* Start SUPPLIED INFORMATION *

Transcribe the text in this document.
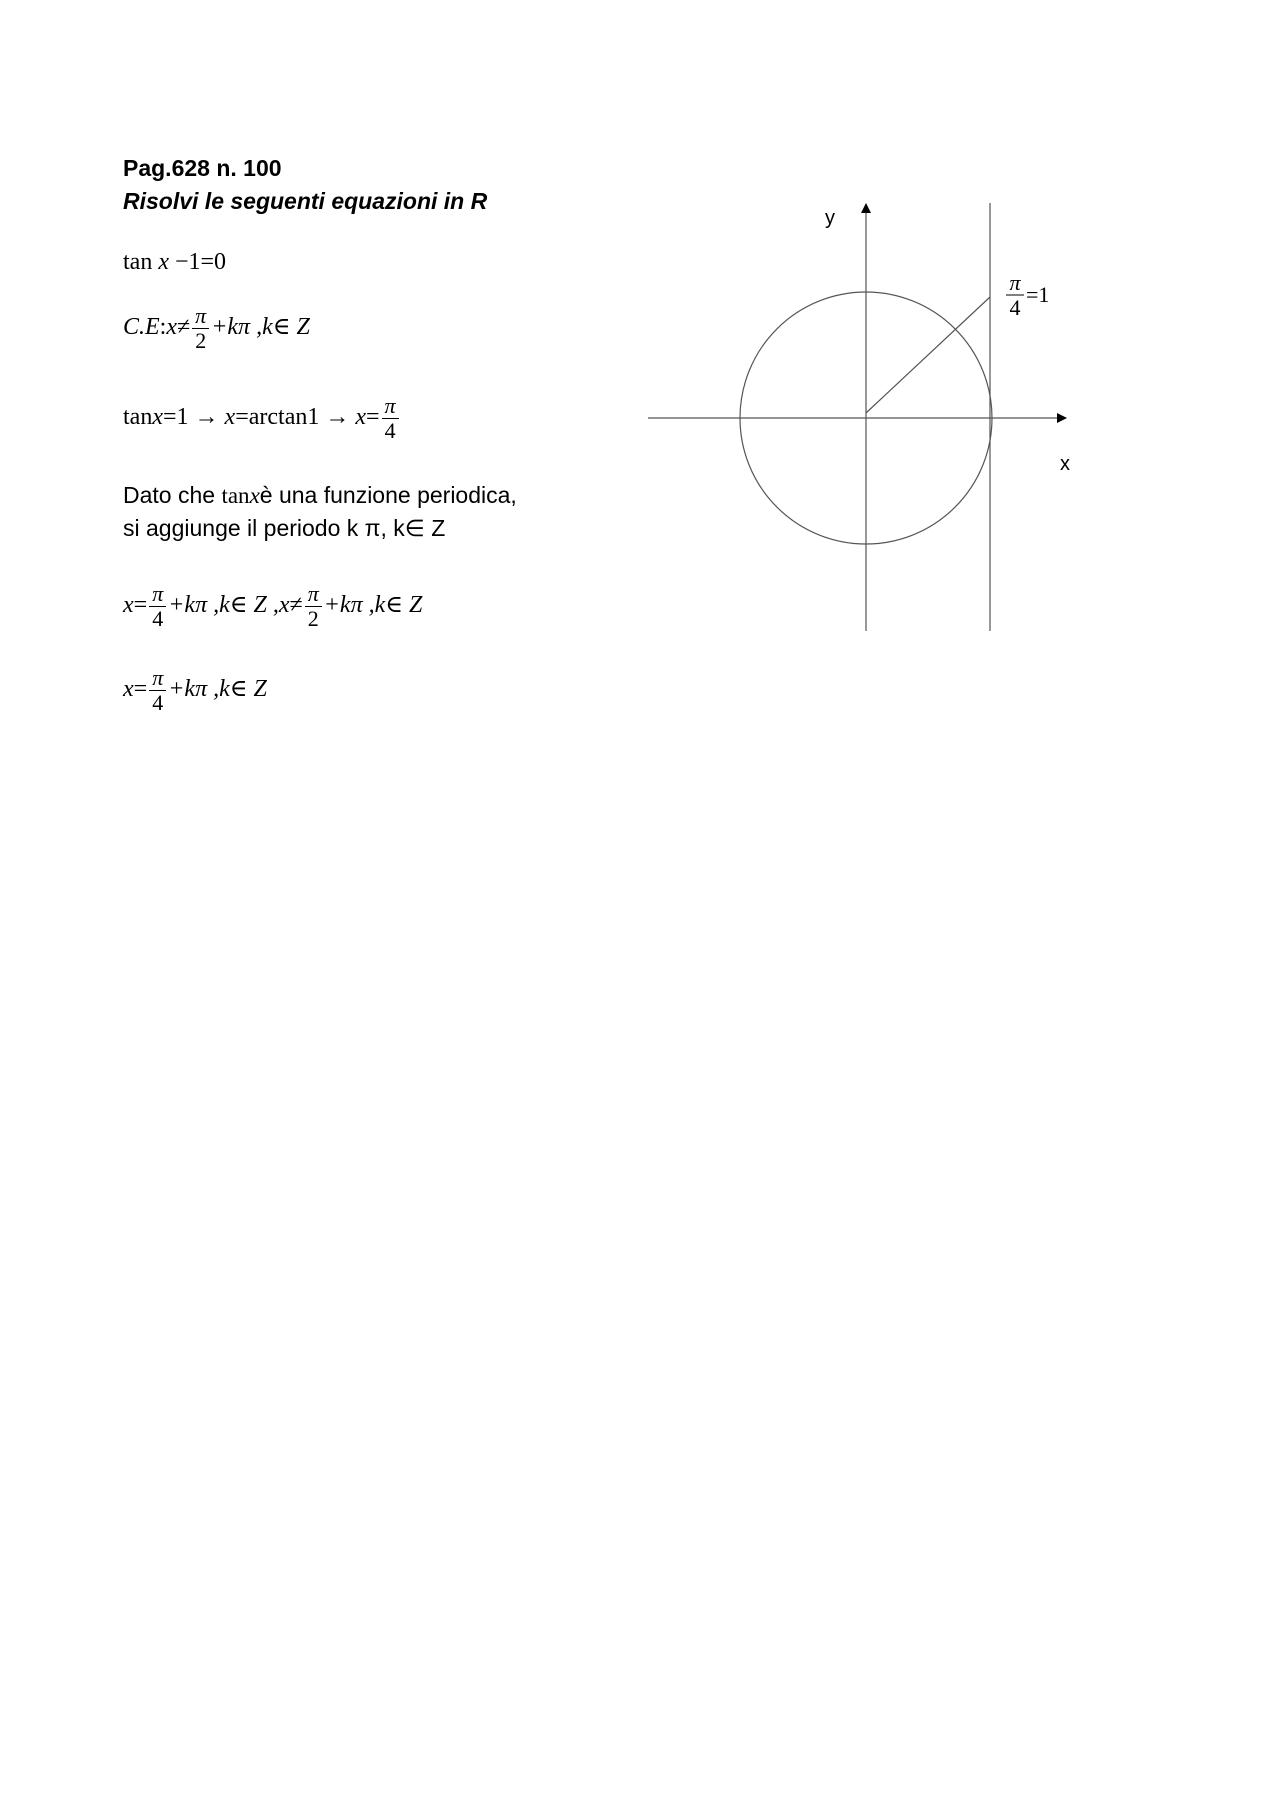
Pag.628 n. 100
Risolvi le seguenti equazioni in R
tan x −1=0
C.E:x≠ $\frac{\pi}{2} +k\pi$ ,k∈ Z
$\tan x=1 \to x=\arctan 1 \to x= \frac{\pi}{4}$
Dato che tanxè una funzione periodica,
si aggiunge il periodo k π, k∈ Z
$x= \frac{\pi}{4} +k\pi$ ,k∈ Z $,x\ne \frac{\pi}{2} +k\pi$ ,k∈ Z
$x= \frac{\pi}{4} +k\pi$ ,k∈ Z
y
x
π
4
=1
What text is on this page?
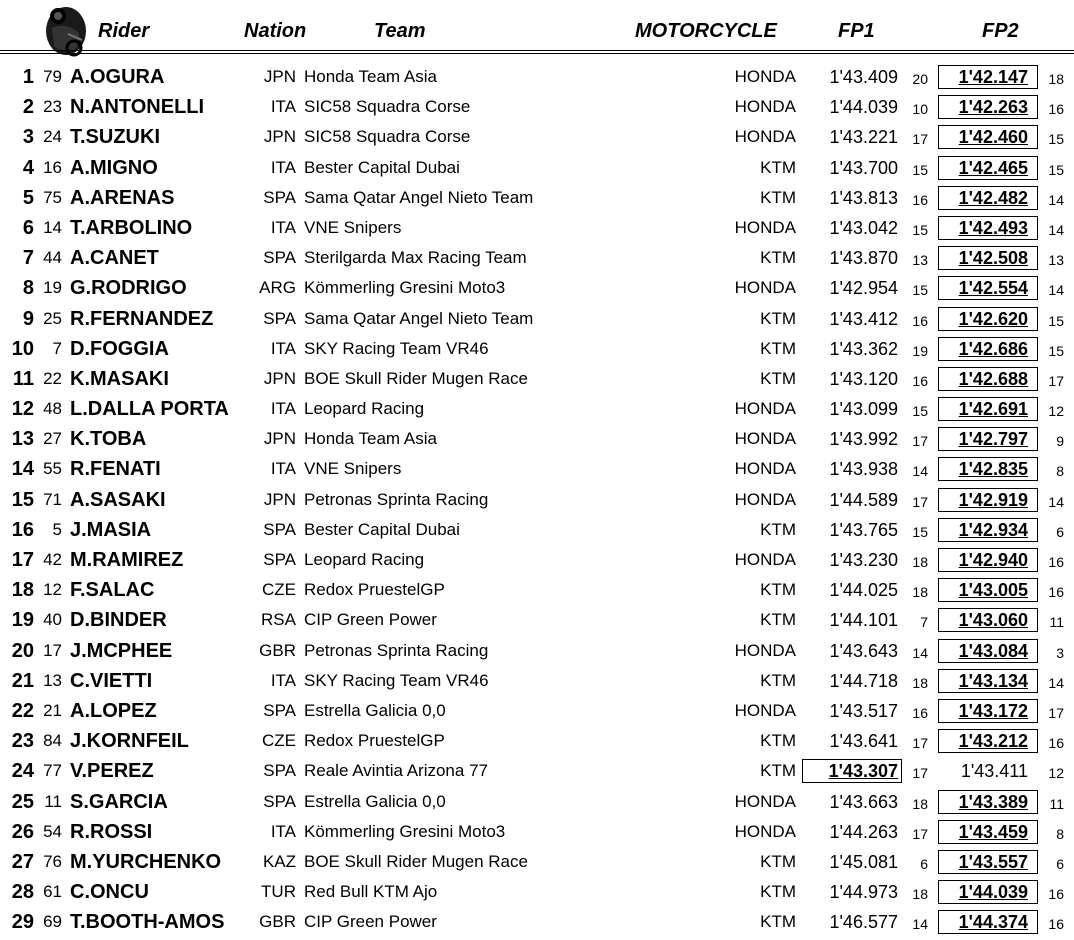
Rider	Nation	Team	MOTORCYCLE	FP1	FP2
1 79 A.OGURA	JPN Honda Team Asia	HONDA 1'43.409 20 1'42.147 18
2 23 N.ANTONELLI	ITA SIC58 Squadra Corse	HONDA 1'44.039 10 1'42.263 16
3 24 T.SUZUKI	JPN SIC58 Squadra Corse	HONDA 1'43.221 17 1'42.460 15
4 16 A.MIGNO	ITA Bester Capital Dubai	KTM 1'43.700 15 1'42.465 15
5 75 A.ARENAS	SPA Sama Qatar Angel Nieto Team	KTM 1'43.813 16 1'42.482 14
6 14 T.ARBOLINO	ITA VNE Snipers	HONDA 1'43.042 15 1'42.493 14
7 44 A.CANET	SPA Sterilgarda Max Racing Team	KTM 1'43.870 13 1'42.508 13
8 19 G.RODRIGO	ARG Kömmerling Gresini Moto3	HONDA 1'42.954 15 1'42.554 14
9 25 R.FERNANDEZ	SPA Sama Qatar Angel Nieto Team	KTM 1'43.412 16 1'42.620 15
10 7 D.FOGGIA	ITA SKY Racing Team VR46	KTM 1'43.362 19 1'42.686 15
11 22 K.MASAKI	JPN BOE Skull Rider Mugen Race	KTM 1'43.120 16 1'42.688 17
12 48 L.DALLA PORTA ITA Leopard Racing	HONDA 1'43.099 15 1'42.691 12
13 27 K.TOBA	JPN Honda Team Asia	HONDA 1'43.992 17 1'42.797 9
14 55 R.FENATI	ITA VNE Snipers	HONDA 1'43.938 14 1'42.835 8
15 71 A.SASAKI	JPN Petronas Sprinta Racing	HONDA 1'44.589 17 1'42.919 14
16 5 J.MASIA	SPA Bester Capital Dubai	KTM 1'43.765 15 1'42.934 6
17 42 M.RAMIREZ	SPA Leopard Racing	HONDA 1'43.230 18 1'42.940 16
18 12 F.SALAC	CZE Redox PruestelGP	KTM 1'44.025 18 1'43.005 16
19 40 D.BINDER	RSA CIP Green Power	KTM 1'44.101 7 1'43.060 11
20 17 J.MCPHEE	GBR Petronas Sprinta Racing	HONDA 1'43.643 14 1'43.084 3
21 13 C.VIETTI	ITA SKY Racing Team VR46	KTM 1'44.718 18 1'43.134 14
22 21 A.LOPEZ	SPA Estrella Galicia 0,0	HONDA 1'43.517 16 1'43.172 17
23 84 J.KORNFEIL	CZE Redox PruestelGP	KTM 1'43.641 17 1'43.212 16
24 77 V.PEREZ	SPA Reale Avintia Arizona 77	KTM 1'43.307 17 1'43.411 12
25 11 S.GARCIA	SPA Estrella Galicia 0,0	HONDA 1'43.663 18 1'43.389 11
26 54 R.ROSSI	ITA Kömmerling Gresini Moto3	HONDA 1'44.263 17 1'43.459 8
27 76 M.YURCHENKO KAZ BOE Skull Rider Mugen Race	KTM 1'45.081 6 1'43.557 6
28 61 C.ONCU	TUR Red Bull KTM Ajo	KTM 1'44.973 18 1'44.039 16
29 69 T.BOOTH-AMOS GBR CIP Green Power	KTM 1'46.577 14 1'44.374 16
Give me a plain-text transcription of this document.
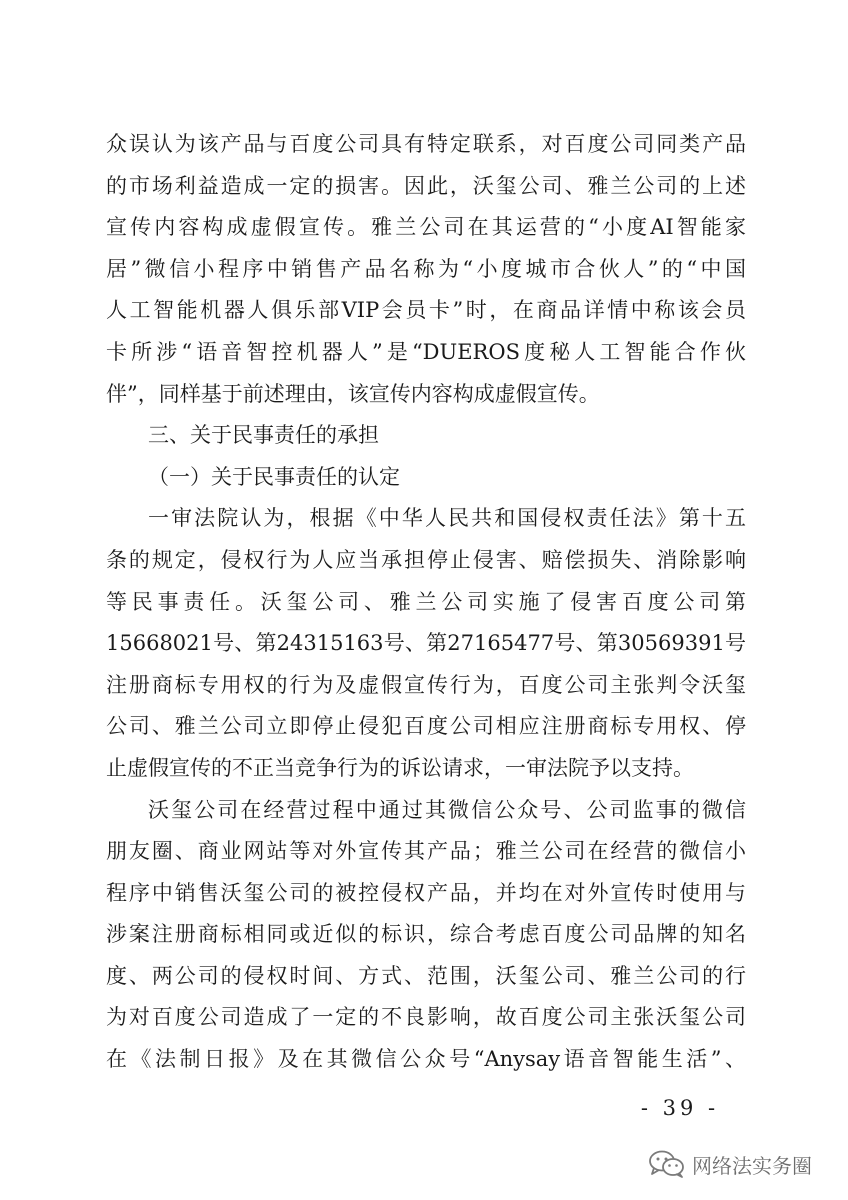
众误认为该产品与百度公司具有特定联系，对百度公司同类产品
的市场利益造成一定的损害。因此，沃玺公司、雅兰公司的上述
宣传内容构成虚假宣传。雅兰公司在其运营的“小度AI智能家
居”微信小程序中销售产品名称为“小度城市合伙人”的“中国
人工智能机器人俱乐部VIP会员卡”时，在商品详情中称该会员
卡所涉“语音智控机器人”是“DUEROS度秘人工智能合作伙
伴”，同样基于前述理由，该宣传内容构成虚假宣传。
三、关于民事责任的承担
（一）关于民事责任的认定
一审法院认为，根据《中华人民共和国侵权责任法》第十五
条的规定，侵权行为人应当承担停止侵害、赔偿损失、消除影响
等民事责任。沃玺公司、雅兰公司实施了侵害百度公司第
15668021号、第24315163号、第27165477号、第30569391号
注册商标专用权的行为及虚假宣传行为，百度公司主张判令沃玺
公司、雅兰公司立即停止侵犯百度公司相应注册商标专用权、停
止虚假宣传的不正当竞争行为的诉讼请求，一审法院予以支持。
沃玺公司在经营过程中通过其微信公众号、公司监事的微信
朋友圈、商业网站等对外宣传其产品；雅兰公司在经营的微信小
程序中销售沃玺公司的被控侵权产品，并均在对外宣传时使用与
涉案注册商标相同或近似的标识，综合考虑百度公司品牌的知名
度、两公司的侵权时间、方式、范围，沃玺公司、雅兰公司的行
为对百度公司造成了一定的不良影响，故百度公司主张沃玺公司
在《法制日报》及在其微信公众号“Anysay语音智能生活”、
- 39 -
网络法实务圈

* End SUPPLIED INFORMATION *

TASK GOAL = Your output should consist solely of the lines from the line containing "Give me a plain-text" through the last line of the entries, verbatim, minus any pictures.

THE RESULT =
Give me a plain-text transcription of this document.
众误认为该产品与百度公司具有特定联系，对百度公司同类产品
的市场利益造成一定的损害。因此，沃玺公司、雅兰公司的上述
宣传内容构成虚假宣传。雅兰公司在其运营的“小度AI智能家
居”微信小程序中销售产品名称为“小度城市合伙人”的“中国
人工智能机器人俱乐部VIP会员卡”时，在商品详情中称该会员
卡所涉“语音智控机器人”是“DUEROS度秘人工智能合作伙
伴”，同样基于前述理由，该宣传内容构成虚假宣传。
三、关于民事责任的承担
（一）关于民事责任的认定
一审法院认为，根据《中华人民共和国侵权责任法》第十五
条的规定，侵权行为人应当承担停止侵害、赔偿损失、消除影响
等民事责任。沃玺公司、雅兰公司实施了侵害百度公司第
15668021号、第24315163号、第27165477号、第30569391号
注册商标专用权的行为及虚假宣传行为，百度公司主张判令沃玺
公司、雅兰公司立即停止侵犯百度公司相应注册商标专用权、停
止虚假宣传的不正当竞争行为的诉讼请求，一审法院予以支持。
沃玺公司在经营过程中通过其微信公众号、公司监事的微信
朋友圈、商业网站等对外宣传其产品；雅兰公司在经营的微信小
程序中销售沃玺公司的被控侵权产品，并均在对外宣传时使用与
涉案注册商标相同或近似的标识，综合考虑百度公司品牌的知名
度、两公司的侵权时间、方式、范围，沃玺公司、雅兰公司的行
为对百度公司造成了一定的不良影响，故百度公司主张沃玺公司
在《法制日报》及在其微信公众号“Anysay语音智能生活”、
- 39 -
网络法实务圈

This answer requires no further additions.